> DATASET ENTRIES

"""

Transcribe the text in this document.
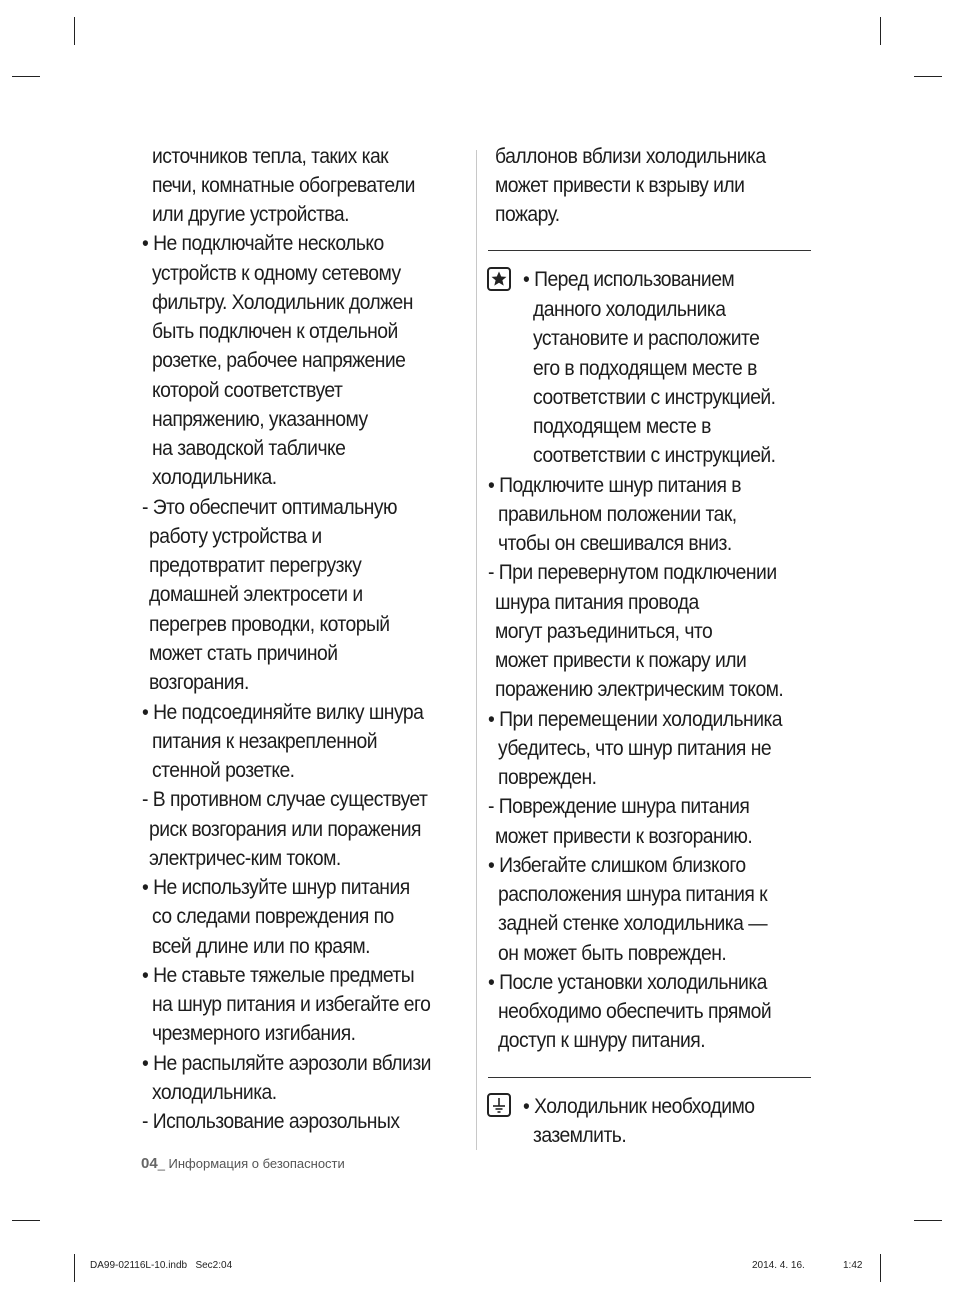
источников тепла, таких как
печи, комнатные обогреватели
или другие устройства.
• Не подключайте несколько
устройств к одному сетевому
фильтру. Холодильник должен
быть подключен к отдельной
розетке, рабочее напряжение
которой соответствует
напряжению, указанному
на заводской табличке
холодильника.
- Это обеспечит оптимальную
работу устройства и
предотвратит перегрузку
домашней электросети и
перегрев проводки, который
может стать причиной
возгорания.
• Не подсоединяйте вилку шнура
питания к незакрепленной
стенной розетке.
- В противном случае существует
риск возгорания или поражения
электричес-ким током.
• Не используйте шнур питания
со следами повреждения по
всей длине или по краям.
• Не ставьте тяжелые предметы
на шнур питания и избегайте его
чрезмерного изгибания.
• Не распыляйте аэрозоли вблизи
холодильника.
- Использование аэрозольных
баллонов вблизи холодильника
может привести к взрыву или
пожару.
• Перед использованием
данного холодильника
установите и расположите
его в подходящем месте в
соответствии с инструкцией.
подходящем месте в
соответствии с инструкцией.
• Подключите шнур питания в
правильном положении так,
чтобы он свешивался вниз.
- При перевернутом подключении
шнура питания провода
могут разъединиться, что
может привести к пожару или
поражению электрическим током.
• При перемещении холодильника
убедитесь, что шнур питания не
поврежден.
- Повреждение шнура питания
может привести к возгоранию.
• Избегайте слишком близкого
расположения шнура питания к
задней стенке холодильника —
он может быть поврежден.
• После установки холодильника
необходимо обеспечить прямой
доступ к шнуру питания.
• Холодильник необходимо
заземлить.
04_ Информация о безопасности
DA99-02116L-10.indb   Sec2:04	2014. 4. 16.	1:42
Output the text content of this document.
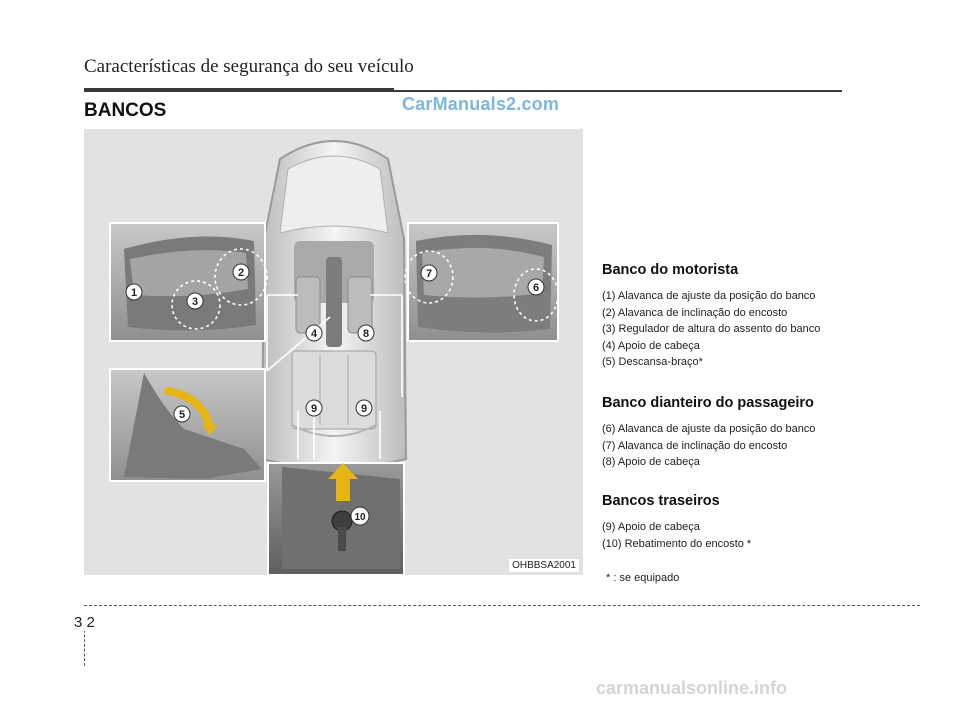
Características de segurança do seu veículo
BANCOS	CarManuals2.com
1
2
3
4
5
6
7
8
9	9
10
OHBBSA2001
Banco do motorista
(1) Alavanca de ajuste da posição do banco
(2) Alavanca de inclinação do encosto
(3) Regulador de altura do assento do banco
(4) Apoio de cabeça
(5) Descansa-braço*
Banco dianteiro do passageiro
(6) Alavanca de ajuste da posição do banco
(7) Alavanca de inclinação do encosto
(8) Apoio de cabeça
Bancos traseiros
(9) Apoio de cabeça
(10) Rebatimento do encosto *
* : se equipado
3 2
carmanualsonline.info
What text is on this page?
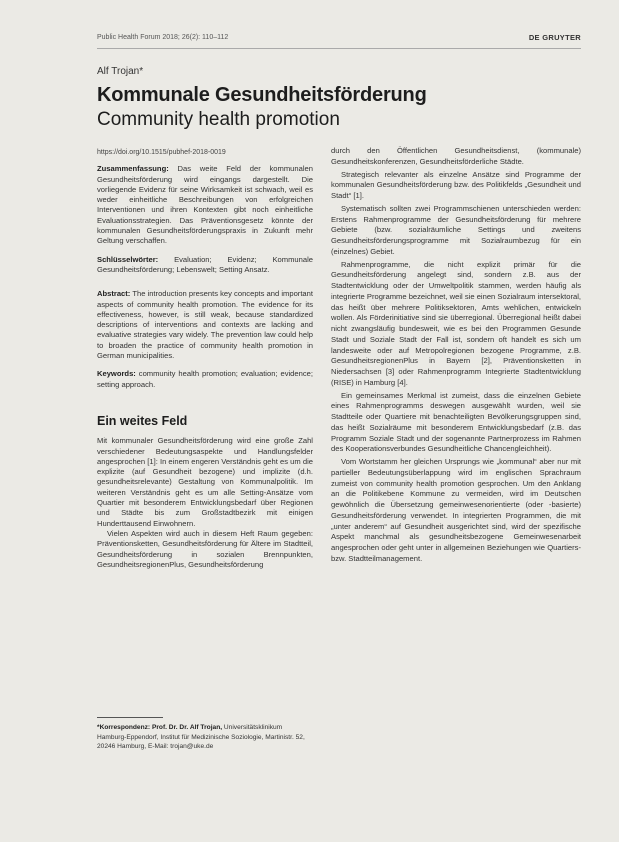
Public Health Forum 2018; 26(2): 110–112	DE GRUYTER
Alf Trojan*
Kommunale Gesundheitsförderung
Community health promotion

https://doi.org/10.1515/pubhef-2018-0019

Zusammenfassung: Das weite Feld der kommunalen Gesundheitsförderung wird eingangs dargestellt. Die vorliegende Evidenz für seine Wirksamkeit ist schwach, weil es weder einheitliche Beschreibungen von erfolgreichen Interventionen und ihren Kontexten gibt noch einheitliche Evaluationsstrategien. Das Präventionsgesetz könnte der kommunalen Gesundheitsförderungspraxis in Zukunft mehr Geltung verschaffen.

Schlüsselwörter: Evaluation; Evidenz; Kommunale Gesundheitsförderung; Lebenswelt; Setting Ansatz.

Abstract: The introduction presents key concepts and important aspects of community health promotion. The evidence for its effectiveness, however, is still weak, because standardized descriptions of interventions and contexts are lacking and evaluative strategies vary widely. The prevention law could help to broaden the practice of community health promotion in German municipalities.

Keywords: community health promotion; evaluation; evidence; setting approach.

Ein weites Feld

Mit kommunaler Gesundheitsförderung wird eine große Zahl verschiedener Bedeutungsaspekte und Handlungsfelder angesprochen [1]: In einem engeren Verständnis geht es um die explizite (auf Gesundheit bezogene) und implizite (d.h. gesundheitsrelevante) Gestaltung von Kommunalpolitik. Im weiteren Verständnis geht es um alle Setting-Ansätze vom Quartier mit besonderem Entwicklungsbedarf über Regionen und Städte bis zum Großstadtbezirk mit einigen Hunderttausend Einwohnern.

Vielen Aspekten wird auch in diesem Heft Raum gegeben: Präventionsketten, Gesundheitsförderung für Ältere im Stadtteil, Gesundheitsförderung in sozialen Brennpunkten, GesundheitsregionenPlus, Gesundheitsförderung

*Korrespondenz: Prof. Dr. Dr. Alf Trojan, Universitätsklinikum Hamburg-Eppendorf, Institut für Medizinische Soziologie, Martinistr. 52, 20246 Hamburg, E-Mail: trojan@uke.de

durch den Öffentlichen Gesundheitsdienst, (kommunale) Gesundheitskonferenzen, Gesundheitsförderliche Städte.

Strategisch relevanter als einzelne Ansätze sind Programme der kommunalen Gesundheitsförderung bzw. des Politikfelds „Gesundheit und Stadt“ [1].

Systematisch sollten zwei Programmschienen unterschieden werden: Erstens Rahmenprogramme der Gesundheitsförderung für mehrere Gebiete (bzw. sozialräumliche Settings und zweitens Gesundheitsförderungsprogramme mit Sozialraumbezug für ein (einzelnes) Gebiet.

Rahmenprogramme, die nicht explizit primär für die Gesundheitsförderung angelegt sind, sondern z.B. aus der Stadtentwicklung oder der Umweltpolitik stammen, werden häufig als integrierte Programme bezeichnet, weil sie einen Sozialraum intersektoral, das heißt über mehrere Politiksektoren, Amts wehlichen, entwickeln wollen. Als Förderinitiative sind sie überregional. Überregional heißt dabei nicht zwangsläufig bundesweit, wie es bei den Programmen Gesunde Stadt und Soziale Stadt der Fall ist, sondern oft handelt es sich um landesweite oder auf Metropolregionen bezogene Programme, z.B. GesundheitsregionenPlus in Bayern [2], Präventionsketten in Niedersachsen [3] oder Rahmenprogramm Integrierte Stadtentwicklung (RISE) in Hamburg [4].

Ein gemeinsames Merkmal ist zumeist, dass die einzelnen Gebiete eines Rahmenprogramms deswegen ausgewählt wurden, weil sie Stadtteile oder Quartiere mit benachteiligten Bevölkerungsgruppen sind, das heißt Sozialräume mit besonderem Entwicklungsbedarf (z.B. das Programm Soziale Stadt und der sogenannte Partnerprozess im Rahmen des Kooperationsverbundes Gesundheitliche Chancengleichheit).

Vom Wortstamm her gleichen Ursprungs wie „kommunal“ aber nur mit partieller Bedeutungsüberlappung wird im englischen Sprachraum zumeist von community health promotion gesprochen. Um den Anklang an die Politikebene Kommune zu vermeiden, wird im Deutschen gewöhnlich die Übersetzung gemeinwesenorientierte (oder -basierte) Gesundheitsförderung verwendet. In integrierten Programmen, die mit „unter anderem“ auf Gesundheit ausgerichtet sind, wird der spezifische Aspekt manchmal als gesundheitsbezogene Gemeinwesenarbeit angesprochen oder geht unter in allgemeinen Beziehungen wie Quartiers- bzw. Stadtteilmanagement.
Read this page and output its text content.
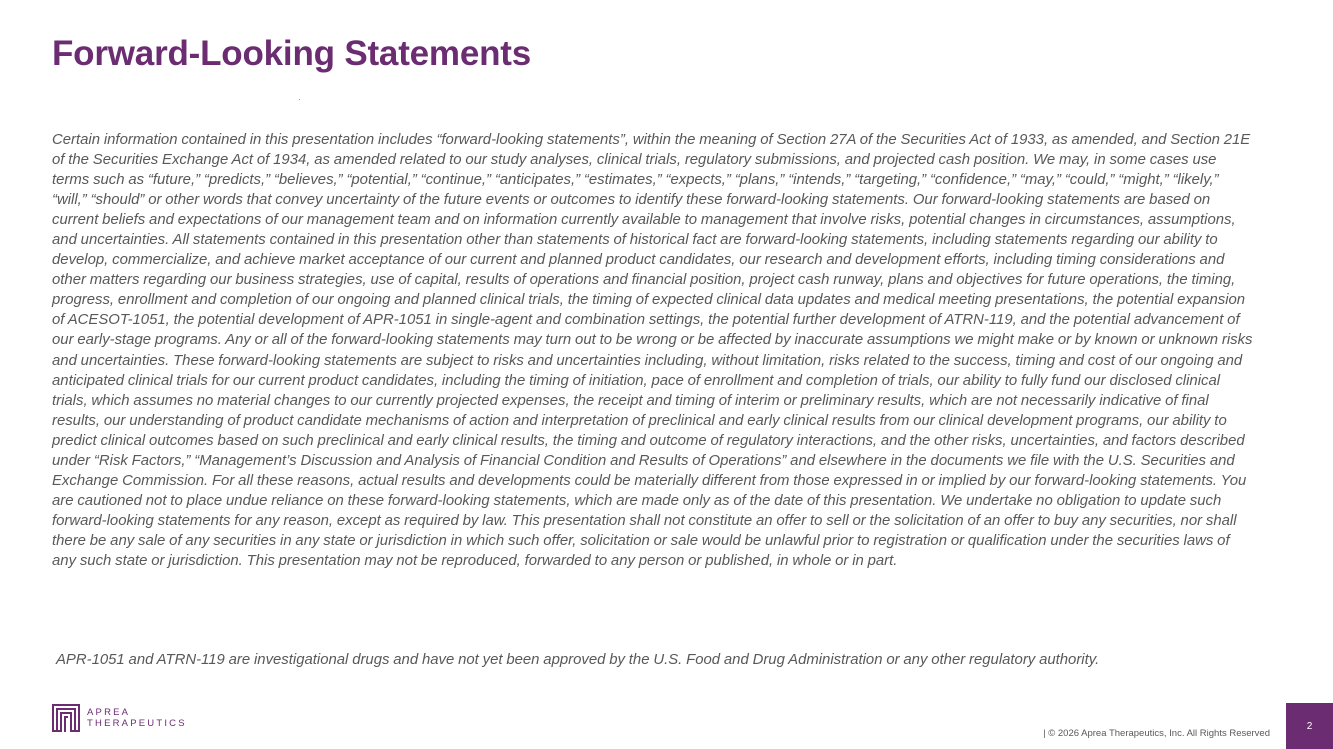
Forward-Looking Statements

Certain information contained in this presentation includes “forward-looking statements”, within the meaning of Section 27A of the Securities Act of 1933, as amended, and Section 21E of the Securities Exchange Act of 1934, as amended related to our study analyses, clinical trials, regulatory submissions, and projected cash position. We may, in some cases use terms such as “future,” “predicts,” “believes,” “potential,” “continue,” “anticipates,” “estimates,” “expects,” “plans,” “intends,” “targeting,” “confidence,” “may,” “could,” “might,” “likely,” “will,” “should” or other words that convey uncertainty of the future events or outcomes to identify these forward-looking statements. Our forward-looking statements are based on current beliefs and expectations of our management team and on information currently available to management that involve risks, potential changes in circumstances, assumptions, and uncertainties. All statements contained in this presentation other than statements of historical fact are forward-looking statements, including statements regarding our ability to develop, commercialize, and achieve market acceptance of our current and planned product candidates, our research and development efforts, including timing considerations and other matters regarding our business strategies, use of capital, results of operations and financial position, project cash runway, plans and objectives for future operations, the timing, progress, enrollment and completion of our ongoing and planned clinical trials, the timing of expected clinical data updates and medical meeting presentations, the potential expansion of ACESOT-1051, the potential development of APR-1051 in single-agent and combination settings, the potential further development of ATRN-119, and the potential advancement of our early-stage programs. Any or all of the forward-looking statements may turn out to be wrong or be affected by inaccurate assumptions we might make or by known or unknown risks and uncertainties. These forward-looking statements are subject to risks and uncertainties including, without limitation, risks related to the success, timing and cost of our ongoing and anticipated clinical trials for our current product candidates, including the timing of initiation, pace of enrollment and completion of trials, our ability to fully fund our disclosed clinical trials, which assumes no material changes to our currently projected expenses, the receipt and timing of interim or preliminary results, which are not necessarily indicative of final results, our understanding of product candidate mechanisms of action and interpretation of preclinical and early clinical results from our clinical development programs, our ability to predict clinical outcomes based on such preclinical and early clinical results, the timing and outcome of regulatory interactions, and the other risks, uncertainties, and factors described under “Risk Factors,” “Management’s Discussion and Analysis of Financial Condition and Results of Operations” and elsewhere in the documents we file with the U.S. Securities and Exchange Commission. For all these reasons, actual results and developments could be materially different from those expressed in or implied by our forward-looking statements. You are cautioned not to place undue reliance on these forward-looking statements, which are made only as of the date of this presentation. We undertake no obligation to update such forward-looking statements for any reason, except as required by law. This presentation shall not constitute an offer to sell or the solicitation of an offer to buy any securities, nor shall there be any sale of any securities in any state or jurisdiction in which such offer, solicitation or sale would be unlawful prior to registration or qualification under the securities laws of any such state or jurisdiction. This presentation may not be reproduced, forwarded to any person or published, in whole or in part.

APR-1051 and ATRN-119 are investigational drugs and have not yet been approved by the U.S. Food and Drug Administration or any other regulatory authority.

APREA
THERAPEUTICS
| © 2026 Aprea Therapeutics, Inc. All Rights Reserved
2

"""

Pick out the lines that include the word "Präventionsketten" and write them out.

> RESULT
Vielen Aspekten wird auch in diesem Heft Raum gegeben: Präventionsketten, Gesundheitsförderung für Ältere im Stadtteil, Gesundheitsförderung in sozialen Brennpunkten, GesundheitsregionenPlus, Gesundheitsförderung
Rahmenprogramme, die nicht explizit primär für die Gesundheitsförderung angelegt sind, sondern z.B. aus der Stadtentwicklung oder der Umweltpolitik stammen, werden häufig als integrierte Programme bezeichnet, weil sie einen Sozialraum intersektoral, das heißt über mehrere Politiksektoren, Amts wehlichen, entwickeln wollen. Als Förderinitiative sind sie überregional. Überregional heißt dabei nicht zwangsläufig bundesweit, wie es bei den Programmen Gesunde Stadt und Soziale Stadt der Fall ist, sondern oft handelt es sich um landesweite oder auf Metropolregionen bezogene Programme, z.B. GesundheitsregionenPlus in Bayern [2], Präventionsketten in Niedersachsen [3] oder Rahmenprogramm Integrierte Stadtentwicklung (RISE) in Hamburg [4].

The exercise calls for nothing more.